# What is expected
Copy all of the records below verbatim.

[Start Data lines]

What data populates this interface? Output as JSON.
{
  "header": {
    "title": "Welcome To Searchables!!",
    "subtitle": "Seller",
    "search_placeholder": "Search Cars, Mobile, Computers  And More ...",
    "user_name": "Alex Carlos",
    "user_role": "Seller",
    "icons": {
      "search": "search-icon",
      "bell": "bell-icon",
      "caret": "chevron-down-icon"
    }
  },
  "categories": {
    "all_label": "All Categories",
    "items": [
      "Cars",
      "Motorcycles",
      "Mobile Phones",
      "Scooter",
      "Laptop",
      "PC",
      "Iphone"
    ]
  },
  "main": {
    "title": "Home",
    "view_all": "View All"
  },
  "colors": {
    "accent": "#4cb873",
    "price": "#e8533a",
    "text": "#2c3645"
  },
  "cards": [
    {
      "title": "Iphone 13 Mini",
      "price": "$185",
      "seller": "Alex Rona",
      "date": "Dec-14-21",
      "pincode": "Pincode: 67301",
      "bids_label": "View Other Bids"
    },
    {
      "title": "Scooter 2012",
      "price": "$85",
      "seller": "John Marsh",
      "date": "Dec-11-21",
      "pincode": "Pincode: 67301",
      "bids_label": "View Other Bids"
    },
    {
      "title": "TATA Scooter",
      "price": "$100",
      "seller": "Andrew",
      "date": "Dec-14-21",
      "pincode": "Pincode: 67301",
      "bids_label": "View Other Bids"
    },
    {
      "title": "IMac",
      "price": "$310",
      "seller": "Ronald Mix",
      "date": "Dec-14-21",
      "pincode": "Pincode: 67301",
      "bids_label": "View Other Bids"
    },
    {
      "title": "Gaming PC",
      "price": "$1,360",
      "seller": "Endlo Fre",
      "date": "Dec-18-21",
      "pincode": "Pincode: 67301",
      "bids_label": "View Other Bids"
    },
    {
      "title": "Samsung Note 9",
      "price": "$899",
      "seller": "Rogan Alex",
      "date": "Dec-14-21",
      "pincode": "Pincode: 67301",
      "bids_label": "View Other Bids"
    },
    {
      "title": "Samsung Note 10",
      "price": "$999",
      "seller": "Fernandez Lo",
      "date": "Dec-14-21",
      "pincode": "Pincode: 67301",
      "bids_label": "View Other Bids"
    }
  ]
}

[End Data lines]

# The answer
What data populates this interface? Output as JSON.
{
  "header": {
    "title": "Welcome To Searchables!!",
    "subtitle": "Seller",
    "search_placeholder": "Search Cars, Mobile, Computers  And More ...",
    "user_name": "Alex Carlos",
    "user_role": "Seller",
    "icons": {
      "search": "search-icon",
      "bell": "bell-icon",
      "caret": "chevron-down-icon"
    }
  },
  "categories": {
    "all_label": "All Categories",
    "items": [
      "Cars",
      "Motorcycles",
      "Mobile Phones",
      "Scooter",
      "Laptop",
      "PC",
      "Iphone"
    ]
  },
  "main": {
    "title": "Home",
    "view_all": "View All"
  },
  "colors": {
    "accent": "#4cb873",
    "price": "#e8533a",
    "text": "#2c3645"
  },
  "cards": [
    {
      "title": "Iphone 13 Mini",
      "price": "$185",
      "seller": "Alex Rona",
      "date": "Dec-14-21",
      "pincode": "Pincode: 67301",
      "bids_label": "View Other Bids"
    },
    {
      "title": "Scooter 2012",
      "price": "$85",
      "seller": "John Marsh",
      "date": "Dec-11-21",
      "pincode": "Pincode: 67301",
      "bids_label": "View Other Bids"
    },
    {
      "title": "TATA Scooter",
      "price": "$100",
      "seller": "Andrew",
      "date": "Dec-14-21",
      "pincode": "Pincode: 67301",
      "bids_label": "View Other Bids"
    },
    {
      "title": "IMac",
      "price": "$310",
      "seller": "Ronald Mix",
      "date": "Dec-14-21",
      "pincode": "Pincode: 67301",
      "bids_label": "View Other Bids"
    },
    {
      "title": "Gaming PC",
      "price": "$1,360",
      "seller": "Endlo Fre",
      "date": "Dec-18-21",
      "pincode": "Pincode: 67301",
      "bids_label": "View Other Bids"
    },
    {
      "title": "Samsung Note 9",
      "price": "$899",
      "seller": "Rogan Alex",
      "date": "Dec-14-21",
      "pincode": "Pincode: 67301",
      "bids_label": "View Other Bids"
    },
    {
      "title": "Samsung Note 10",
      "price": "$999",
      "seller": "Fernandez Lo",
      "date": "Dec-14-21",
      "pincode": "Pincode: 67301",
      "bids_label": "View Other Bids"
    }
  ]
}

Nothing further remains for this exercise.